_Task details_.
Repeat the lines of the listing below exactly, starting at the line that contains "Transcribe the text in this document." and running through the last line, both included, and only those.

_Data for the task_.
----

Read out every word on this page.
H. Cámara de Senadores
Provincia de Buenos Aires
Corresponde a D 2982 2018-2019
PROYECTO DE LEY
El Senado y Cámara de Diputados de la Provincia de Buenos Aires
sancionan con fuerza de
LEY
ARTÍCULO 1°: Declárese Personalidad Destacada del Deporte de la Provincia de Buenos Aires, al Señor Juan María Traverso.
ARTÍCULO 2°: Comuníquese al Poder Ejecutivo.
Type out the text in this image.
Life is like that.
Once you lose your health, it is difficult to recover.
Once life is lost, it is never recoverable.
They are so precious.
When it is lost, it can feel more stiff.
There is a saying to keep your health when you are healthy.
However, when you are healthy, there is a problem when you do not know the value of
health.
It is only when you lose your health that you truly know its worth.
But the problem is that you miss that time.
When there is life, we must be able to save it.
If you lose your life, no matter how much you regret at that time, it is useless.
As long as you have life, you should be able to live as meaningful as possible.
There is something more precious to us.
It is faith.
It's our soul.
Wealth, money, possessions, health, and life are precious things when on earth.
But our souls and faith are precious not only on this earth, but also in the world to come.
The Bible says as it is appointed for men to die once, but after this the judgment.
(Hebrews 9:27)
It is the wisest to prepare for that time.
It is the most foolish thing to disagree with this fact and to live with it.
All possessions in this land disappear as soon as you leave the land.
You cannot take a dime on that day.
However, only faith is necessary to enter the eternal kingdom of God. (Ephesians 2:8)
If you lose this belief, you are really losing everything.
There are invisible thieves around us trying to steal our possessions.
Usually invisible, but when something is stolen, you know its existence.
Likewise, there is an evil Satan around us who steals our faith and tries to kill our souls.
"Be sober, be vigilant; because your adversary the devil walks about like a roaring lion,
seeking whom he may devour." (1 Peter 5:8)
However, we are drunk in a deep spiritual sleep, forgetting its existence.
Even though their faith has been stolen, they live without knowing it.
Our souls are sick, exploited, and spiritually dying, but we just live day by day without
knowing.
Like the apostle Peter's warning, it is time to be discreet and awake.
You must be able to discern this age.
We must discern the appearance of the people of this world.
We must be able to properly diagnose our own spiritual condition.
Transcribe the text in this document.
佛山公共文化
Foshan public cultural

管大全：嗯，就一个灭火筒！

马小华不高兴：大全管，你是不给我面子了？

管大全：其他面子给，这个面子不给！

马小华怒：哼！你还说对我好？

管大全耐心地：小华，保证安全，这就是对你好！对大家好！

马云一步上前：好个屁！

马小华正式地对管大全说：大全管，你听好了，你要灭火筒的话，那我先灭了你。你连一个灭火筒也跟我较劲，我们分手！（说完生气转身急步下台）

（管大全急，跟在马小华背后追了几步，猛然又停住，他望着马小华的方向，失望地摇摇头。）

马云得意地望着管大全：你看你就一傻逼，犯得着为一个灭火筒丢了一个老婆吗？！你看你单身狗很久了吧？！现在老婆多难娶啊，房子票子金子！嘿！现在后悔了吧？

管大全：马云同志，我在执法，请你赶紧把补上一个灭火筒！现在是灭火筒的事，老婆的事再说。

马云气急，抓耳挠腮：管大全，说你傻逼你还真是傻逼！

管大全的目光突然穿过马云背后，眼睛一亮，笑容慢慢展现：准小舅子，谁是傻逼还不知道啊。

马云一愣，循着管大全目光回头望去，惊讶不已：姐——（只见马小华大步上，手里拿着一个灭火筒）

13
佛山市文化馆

----

_Solution below_.
Transcribe the text in this document.
佛山公共文化
Foshan public cultural

管大全：嗯，就一个灭火筒！

马小华不高兴：大全管，你是不给我面子了？

管大全：其他面子给，这个面子不给！

马小华怒：哼！你还说对我好？

管大全耐心地：小华，保证安全，这就是对你好！对大家好！

马云一步上前：好个屁！

马小华正式地对管大全说：大全管，你听好了，你要灭火筒的话，那我先灭了你。你连一个灭火筒也跟我较劲，我们分手！（说完生气转身急步下台）

（管大全急，跟在马小华背后追了几步，猛然又停住，他望着马小华的方向，失望地摇摇头。）

马云得意地望着管大全：你看你就一傻逼，犯得着为一个灭火筒丢了一个老婆吗？！你看你单身狗很久了吧？！现在老婆多难娶啊，房子票子金子！嘿！现在后悔了吧？

管大全：马云同志，我在执法，请你赶紧把补上一个灭火筒！现在是灭火筒的事，老婆的事再说。

马云气急，抓耳挠腮：管大全，说你傻逼你还真是傻逼！

管大全的目光突然穿过马云背后，眼睛一亮，笑容慢慢展现：准小舅子，谁是傻逼还不知道啊。

马云一愣，循着管大全目光回头望去，惊讶不已：姐——（只见马小华大步上，手里拿着一个灭火筒）

13
佛山市文化馆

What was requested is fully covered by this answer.